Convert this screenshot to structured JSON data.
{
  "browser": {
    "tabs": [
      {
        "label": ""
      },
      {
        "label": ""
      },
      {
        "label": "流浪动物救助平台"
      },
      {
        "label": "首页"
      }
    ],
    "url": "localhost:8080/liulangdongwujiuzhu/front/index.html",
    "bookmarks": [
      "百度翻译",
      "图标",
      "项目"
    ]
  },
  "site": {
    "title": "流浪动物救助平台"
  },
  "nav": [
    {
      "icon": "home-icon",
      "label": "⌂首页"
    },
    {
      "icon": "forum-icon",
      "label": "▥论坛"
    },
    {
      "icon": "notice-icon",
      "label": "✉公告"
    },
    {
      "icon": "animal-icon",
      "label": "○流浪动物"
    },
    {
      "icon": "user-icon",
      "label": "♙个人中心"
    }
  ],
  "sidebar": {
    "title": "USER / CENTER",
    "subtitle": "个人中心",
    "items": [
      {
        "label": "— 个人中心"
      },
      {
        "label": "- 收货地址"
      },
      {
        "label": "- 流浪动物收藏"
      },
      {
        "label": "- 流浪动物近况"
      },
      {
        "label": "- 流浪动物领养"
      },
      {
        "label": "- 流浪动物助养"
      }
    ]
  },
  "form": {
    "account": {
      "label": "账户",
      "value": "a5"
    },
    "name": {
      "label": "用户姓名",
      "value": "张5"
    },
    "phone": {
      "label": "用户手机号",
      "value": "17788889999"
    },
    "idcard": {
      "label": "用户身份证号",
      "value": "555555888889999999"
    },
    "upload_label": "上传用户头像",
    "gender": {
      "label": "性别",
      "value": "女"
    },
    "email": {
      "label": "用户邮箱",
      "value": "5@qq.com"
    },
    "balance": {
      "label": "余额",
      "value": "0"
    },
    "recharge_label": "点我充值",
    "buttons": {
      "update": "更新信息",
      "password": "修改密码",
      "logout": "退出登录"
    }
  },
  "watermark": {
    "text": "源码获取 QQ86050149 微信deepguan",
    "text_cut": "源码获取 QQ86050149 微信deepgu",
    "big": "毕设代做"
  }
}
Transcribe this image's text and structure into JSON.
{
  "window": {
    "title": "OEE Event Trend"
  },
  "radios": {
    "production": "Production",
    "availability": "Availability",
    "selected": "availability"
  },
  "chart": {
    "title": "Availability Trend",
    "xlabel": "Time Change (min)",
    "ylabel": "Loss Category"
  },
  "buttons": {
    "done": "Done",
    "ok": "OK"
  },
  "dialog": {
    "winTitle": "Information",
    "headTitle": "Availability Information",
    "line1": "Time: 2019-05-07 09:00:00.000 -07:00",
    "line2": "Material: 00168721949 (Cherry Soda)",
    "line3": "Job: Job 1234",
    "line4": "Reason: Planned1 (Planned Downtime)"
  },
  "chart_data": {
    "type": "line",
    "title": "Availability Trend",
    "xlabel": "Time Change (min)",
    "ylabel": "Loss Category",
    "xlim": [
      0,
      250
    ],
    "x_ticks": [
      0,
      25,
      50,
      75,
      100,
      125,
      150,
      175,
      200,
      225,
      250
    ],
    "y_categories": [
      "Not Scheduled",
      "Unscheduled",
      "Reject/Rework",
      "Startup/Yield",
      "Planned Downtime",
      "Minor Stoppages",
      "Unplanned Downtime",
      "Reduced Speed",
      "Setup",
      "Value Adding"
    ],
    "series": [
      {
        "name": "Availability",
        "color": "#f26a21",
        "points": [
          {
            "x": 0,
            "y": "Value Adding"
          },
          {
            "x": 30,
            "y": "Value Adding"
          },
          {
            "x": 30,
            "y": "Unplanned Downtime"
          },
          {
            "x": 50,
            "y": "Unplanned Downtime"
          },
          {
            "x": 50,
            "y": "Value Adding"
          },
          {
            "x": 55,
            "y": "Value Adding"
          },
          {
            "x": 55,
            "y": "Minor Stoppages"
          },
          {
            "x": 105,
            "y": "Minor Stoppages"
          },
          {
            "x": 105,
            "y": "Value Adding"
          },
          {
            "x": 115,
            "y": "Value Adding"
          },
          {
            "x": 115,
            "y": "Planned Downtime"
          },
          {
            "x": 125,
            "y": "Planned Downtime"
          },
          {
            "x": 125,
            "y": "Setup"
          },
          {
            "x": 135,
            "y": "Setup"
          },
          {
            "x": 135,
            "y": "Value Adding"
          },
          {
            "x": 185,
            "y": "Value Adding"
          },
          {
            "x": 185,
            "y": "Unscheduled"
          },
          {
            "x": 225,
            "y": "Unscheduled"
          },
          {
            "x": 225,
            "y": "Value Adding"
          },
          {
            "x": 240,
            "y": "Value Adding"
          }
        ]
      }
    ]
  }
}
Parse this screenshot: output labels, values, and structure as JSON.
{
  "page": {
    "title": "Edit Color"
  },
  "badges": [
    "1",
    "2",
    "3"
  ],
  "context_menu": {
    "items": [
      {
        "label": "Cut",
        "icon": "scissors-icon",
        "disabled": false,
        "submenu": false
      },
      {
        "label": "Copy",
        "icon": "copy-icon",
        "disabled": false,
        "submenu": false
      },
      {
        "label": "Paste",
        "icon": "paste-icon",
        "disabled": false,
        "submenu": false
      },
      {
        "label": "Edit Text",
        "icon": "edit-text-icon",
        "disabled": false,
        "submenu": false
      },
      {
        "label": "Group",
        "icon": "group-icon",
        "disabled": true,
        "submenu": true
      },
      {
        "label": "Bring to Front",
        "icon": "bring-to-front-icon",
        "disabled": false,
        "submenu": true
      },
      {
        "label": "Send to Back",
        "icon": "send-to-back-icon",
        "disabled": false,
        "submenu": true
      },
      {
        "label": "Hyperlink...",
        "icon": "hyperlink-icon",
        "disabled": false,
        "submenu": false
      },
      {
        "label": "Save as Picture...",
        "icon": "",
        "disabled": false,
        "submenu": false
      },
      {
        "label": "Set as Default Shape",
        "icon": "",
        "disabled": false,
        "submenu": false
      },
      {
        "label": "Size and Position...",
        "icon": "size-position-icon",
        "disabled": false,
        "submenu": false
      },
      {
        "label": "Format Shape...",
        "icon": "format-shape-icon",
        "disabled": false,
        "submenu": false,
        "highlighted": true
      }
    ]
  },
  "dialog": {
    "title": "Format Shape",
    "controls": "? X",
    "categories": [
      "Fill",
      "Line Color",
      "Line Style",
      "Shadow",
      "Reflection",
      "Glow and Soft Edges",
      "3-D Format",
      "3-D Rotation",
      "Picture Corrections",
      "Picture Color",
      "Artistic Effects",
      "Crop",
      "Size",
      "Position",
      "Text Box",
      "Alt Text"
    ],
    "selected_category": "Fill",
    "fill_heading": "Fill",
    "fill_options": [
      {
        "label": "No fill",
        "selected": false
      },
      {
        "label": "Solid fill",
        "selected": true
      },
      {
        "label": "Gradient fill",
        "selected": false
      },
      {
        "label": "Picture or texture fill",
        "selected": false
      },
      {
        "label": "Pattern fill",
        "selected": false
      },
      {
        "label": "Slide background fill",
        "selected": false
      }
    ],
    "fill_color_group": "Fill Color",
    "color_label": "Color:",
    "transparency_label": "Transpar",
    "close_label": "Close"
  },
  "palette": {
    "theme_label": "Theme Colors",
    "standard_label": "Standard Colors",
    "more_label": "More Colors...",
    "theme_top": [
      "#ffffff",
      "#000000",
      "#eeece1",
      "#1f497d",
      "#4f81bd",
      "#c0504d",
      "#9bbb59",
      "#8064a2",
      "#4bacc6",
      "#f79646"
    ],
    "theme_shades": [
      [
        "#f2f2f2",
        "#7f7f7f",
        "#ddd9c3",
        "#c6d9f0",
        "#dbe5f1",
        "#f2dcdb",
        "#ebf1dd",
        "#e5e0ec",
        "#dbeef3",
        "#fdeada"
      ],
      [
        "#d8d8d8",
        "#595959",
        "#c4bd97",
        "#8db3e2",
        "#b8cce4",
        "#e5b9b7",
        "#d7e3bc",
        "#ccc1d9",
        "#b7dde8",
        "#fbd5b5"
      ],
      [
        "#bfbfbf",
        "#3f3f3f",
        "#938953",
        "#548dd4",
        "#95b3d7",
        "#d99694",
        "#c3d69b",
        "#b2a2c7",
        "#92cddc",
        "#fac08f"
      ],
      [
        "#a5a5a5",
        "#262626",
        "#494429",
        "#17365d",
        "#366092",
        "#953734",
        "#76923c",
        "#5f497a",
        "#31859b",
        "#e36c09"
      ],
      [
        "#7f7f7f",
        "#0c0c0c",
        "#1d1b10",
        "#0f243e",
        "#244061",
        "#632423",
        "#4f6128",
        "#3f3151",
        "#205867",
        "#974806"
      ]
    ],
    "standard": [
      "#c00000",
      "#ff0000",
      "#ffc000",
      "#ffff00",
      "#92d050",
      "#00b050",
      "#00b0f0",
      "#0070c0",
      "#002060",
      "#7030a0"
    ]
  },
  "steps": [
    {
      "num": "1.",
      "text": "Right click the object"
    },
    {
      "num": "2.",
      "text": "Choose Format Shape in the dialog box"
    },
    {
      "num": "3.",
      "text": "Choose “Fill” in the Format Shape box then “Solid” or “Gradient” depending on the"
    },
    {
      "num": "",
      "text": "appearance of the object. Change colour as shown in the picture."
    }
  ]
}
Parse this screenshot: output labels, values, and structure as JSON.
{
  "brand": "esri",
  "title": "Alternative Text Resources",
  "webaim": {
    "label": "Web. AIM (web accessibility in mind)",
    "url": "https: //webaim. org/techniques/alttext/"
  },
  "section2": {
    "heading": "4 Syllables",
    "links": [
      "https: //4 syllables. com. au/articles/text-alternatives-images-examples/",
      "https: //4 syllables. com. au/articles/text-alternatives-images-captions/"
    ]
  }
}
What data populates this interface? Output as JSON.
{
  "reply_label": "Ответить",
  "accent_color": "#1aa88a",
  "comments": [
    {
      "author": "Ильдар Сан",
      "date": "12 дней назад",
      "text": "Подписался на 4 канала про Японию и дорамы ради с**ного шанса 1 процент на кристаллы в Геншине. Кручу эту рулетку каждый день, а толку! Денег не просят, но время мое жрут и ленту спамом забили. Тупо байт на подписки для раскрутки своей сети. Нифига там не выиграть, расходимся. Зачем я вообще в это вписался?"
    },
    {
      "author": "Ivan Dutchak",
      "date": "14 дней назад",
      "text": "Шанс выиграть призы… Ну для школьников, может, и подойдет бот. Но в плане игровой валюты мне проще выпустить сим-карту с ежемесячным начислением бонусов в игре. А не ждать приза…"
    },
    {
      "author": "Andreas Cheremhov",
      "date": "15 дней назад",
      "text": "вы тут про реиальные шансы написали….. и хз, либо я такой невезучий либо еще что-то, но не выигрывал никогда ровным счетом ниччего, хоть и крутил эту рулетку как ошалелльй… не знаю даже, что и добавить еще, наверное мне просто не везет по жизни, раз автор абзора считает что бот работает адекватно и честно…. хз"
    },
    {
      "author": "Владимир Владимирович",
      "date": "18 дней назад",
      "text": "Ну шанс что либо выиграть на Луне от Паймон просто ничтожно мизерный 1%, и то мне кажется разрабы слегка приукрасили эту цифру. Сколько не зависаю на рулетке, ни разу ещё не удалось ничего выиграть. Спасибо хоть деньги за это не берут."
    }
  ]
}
· · · · ·
▸ INSTRUCTIONS TO FOLLOW
Write out exactly the lines starting with the one that holds "What data populates" and running through the last line above.

▸ SOLUTION FOR THIS EXERCISE
What data populates this interface? Output as JSON.
{
  "reply_label": "Ответить",
  "accent_color": "#1aa88a",
  "comments": [
    {
      "author": "Ильдар Сан",
      "date": "12 дней назад",
      "text": "Подписался на 4 канала про Японию и дорамы ради с**ного шанса 1 процент на кристаллы в Геншине. Кручу эту рулетку каждый день, а толку! Денег не просят, но время мое жрут и ленту спамом забили. Тупо байт на подписки для раскрутки своей сети. Нифига там не выиграть, расходимся. Зачем я вообще в это вписался?"
    },
    {
      "author": "Ivan Dutchak",
      "date": "14 дней назад",
      "text": "Шанс выиграть призы… Ну для школьников, может, и подойдет бот. Но в плане игровой валюты мне проще выпустить сим-карту с ежемесячным начислением бонусов в игре. А не ждать приза…"
    },
    {
      "author": "Andreas Cheremhov",
      "date": "15 дней назад",
      "text": "вы тут про реиальные шансы написали….. и хз, либо я такой невезучий либо еще что-то, но не выигрывал никогда ровным счетом ниччего, хоть и крутил эту рулетку как ошалелльй… не знаю даже, что и добавить еще, наверное мне просто не везет по жизни, раз автор абзора считает что бот работает адекватно и честно…. хз"
    },
    {
      "author": "Владимир Владимирович",
      "date": "18 дней назад",
      "text": "Ну шанс что либо выиграть на Луне от Паймон просто ничтожно мизерный 1%, и то мне кажется разрабы слегка приукрасили эту цифру. Сколько не зависаю на рулетке, ни разу ещё не удалось ничего выиграть. Спасибо хоть деньги за это не берут."
    }
  ]
}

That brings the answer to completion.